>> START Data listing
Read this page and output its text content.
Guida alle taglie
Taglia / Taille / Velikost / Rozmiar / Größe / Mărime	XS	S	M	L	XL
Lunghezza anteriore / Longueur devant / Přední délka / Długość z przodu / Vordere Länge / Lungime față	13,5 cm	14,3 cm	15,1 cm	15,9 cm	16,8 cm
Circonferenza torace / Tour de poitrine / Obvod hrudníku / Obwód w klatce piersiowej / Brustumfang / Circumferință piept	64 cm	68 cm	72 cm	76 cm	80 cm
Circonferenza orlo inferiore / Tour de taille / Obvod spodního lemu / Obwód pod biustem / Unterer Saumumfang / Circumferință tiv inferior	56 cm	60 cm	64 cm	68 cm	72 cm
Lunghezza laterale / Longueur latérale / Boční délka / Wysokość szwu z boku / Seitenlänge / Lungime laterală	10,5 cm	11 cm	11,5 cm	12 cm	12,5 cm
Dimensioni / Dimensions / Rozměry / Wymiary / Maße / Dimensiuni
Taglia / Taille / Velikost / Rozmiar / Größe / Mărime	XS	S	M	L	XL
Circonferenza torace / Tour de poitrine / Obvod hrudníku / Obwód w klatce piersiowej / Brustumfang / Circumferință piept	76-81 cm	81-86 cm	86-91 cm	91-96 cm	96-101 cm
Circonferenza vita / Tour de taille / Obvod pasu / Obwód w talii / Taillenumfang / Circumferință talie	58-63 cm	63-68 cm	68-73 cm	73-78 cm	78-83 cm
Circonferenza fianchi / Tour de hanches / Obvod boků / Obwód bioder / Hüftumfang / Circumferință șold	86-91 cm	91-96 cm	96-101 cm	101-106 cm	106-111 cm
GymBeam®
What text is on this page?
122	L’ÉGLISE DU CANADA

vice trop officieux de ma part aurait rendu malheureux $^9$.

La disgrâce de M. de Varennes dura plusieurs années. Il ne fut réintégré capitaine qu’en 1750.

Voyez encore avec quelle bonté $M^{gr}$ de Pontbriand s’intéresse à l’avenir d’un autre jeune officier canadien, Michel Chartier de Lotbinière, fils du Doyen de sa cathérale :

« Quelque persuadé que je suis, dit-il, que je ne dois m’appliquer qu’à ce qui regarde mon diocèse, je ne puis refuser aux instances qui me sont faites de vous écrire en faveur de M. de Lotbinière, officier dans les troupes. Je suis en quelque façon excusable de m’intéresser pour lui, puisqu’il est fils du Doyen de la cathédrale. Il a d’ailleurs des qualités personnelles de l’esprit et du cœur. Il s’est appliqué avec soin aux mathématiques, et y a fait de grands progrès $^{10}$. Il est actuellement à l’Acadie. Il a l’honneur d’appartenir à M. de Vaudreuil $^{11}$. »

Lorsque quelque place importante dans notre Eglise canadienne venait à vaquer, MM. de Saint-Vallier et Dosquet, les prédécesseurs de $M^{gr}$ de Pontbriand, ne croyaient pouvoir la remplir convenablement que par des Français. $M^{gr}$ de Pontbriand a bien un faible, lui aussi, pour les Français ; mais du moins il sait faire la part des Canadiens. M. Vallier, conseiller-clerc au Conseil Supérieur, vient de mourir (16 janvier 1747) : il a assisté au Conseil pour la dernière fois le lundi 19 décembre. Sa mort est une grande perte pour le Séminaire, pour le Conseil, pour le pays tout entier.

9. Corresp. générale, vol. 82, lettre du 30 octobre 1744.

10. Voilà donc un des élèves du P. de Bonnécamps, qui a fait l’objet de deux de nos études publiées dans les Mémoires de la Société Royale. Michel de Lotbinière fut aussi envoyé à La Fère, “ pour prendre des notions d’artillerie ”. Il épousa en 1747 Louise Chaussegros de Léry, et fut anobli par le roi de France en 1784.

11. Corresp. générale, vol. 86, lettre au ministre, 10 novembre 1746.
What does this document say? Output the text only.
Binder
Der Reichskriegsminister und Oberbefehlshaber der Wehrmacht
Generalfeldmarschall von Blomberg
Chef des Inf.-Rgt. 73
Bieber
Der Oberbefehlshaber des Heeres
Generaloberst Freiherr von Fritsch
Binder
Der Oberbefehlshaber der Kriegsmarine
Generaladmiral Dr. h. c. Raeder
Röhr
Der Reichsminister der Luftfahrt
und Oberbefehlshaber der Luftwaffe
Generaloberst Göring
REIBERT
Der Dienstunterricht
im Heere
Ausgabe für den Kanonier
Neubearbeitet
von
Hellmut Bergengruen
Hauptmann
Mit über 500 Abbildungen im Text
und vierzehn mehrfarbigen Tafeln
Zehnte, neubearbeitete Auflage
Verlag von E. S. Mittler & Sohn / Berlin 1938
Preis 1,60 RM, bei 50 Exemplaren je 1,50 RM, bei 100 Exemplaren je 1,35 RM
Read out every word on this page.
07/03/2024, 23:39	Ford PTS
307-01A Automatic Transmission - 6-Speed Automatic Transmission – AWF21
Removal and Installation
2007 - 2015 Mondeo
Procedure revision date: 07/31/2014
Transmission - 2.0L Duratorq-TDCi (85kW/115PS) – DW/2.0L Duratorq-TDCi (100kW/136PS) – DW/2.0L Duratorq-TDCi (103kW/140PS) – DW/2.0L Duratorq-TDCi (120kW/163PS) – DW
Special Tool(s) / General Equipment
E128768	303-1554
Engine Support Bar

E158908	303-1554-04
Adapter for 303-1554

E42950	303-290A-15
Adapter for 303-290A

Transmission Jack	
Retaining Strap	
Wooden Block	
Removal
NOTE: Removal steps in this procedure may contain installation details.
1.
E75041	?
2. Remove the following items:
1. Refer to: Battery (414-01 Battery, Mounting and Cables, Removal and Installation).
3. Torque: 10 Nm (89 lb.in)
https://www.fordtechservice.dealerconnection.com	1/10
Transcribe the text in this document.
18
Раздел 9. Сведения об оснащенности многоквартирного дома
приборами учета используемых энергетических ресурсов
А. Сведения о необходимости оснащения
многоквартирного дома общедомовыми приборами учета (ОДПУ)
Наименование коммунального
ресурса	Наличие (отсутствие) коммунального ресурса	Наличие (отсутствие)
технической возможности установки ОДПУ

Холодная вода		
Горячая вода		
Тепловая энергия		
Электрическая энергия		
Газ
>> END Data listing
▶ Aim
Report only the number of lines that hold the word "poitrine".

▶ Response to this exercise
2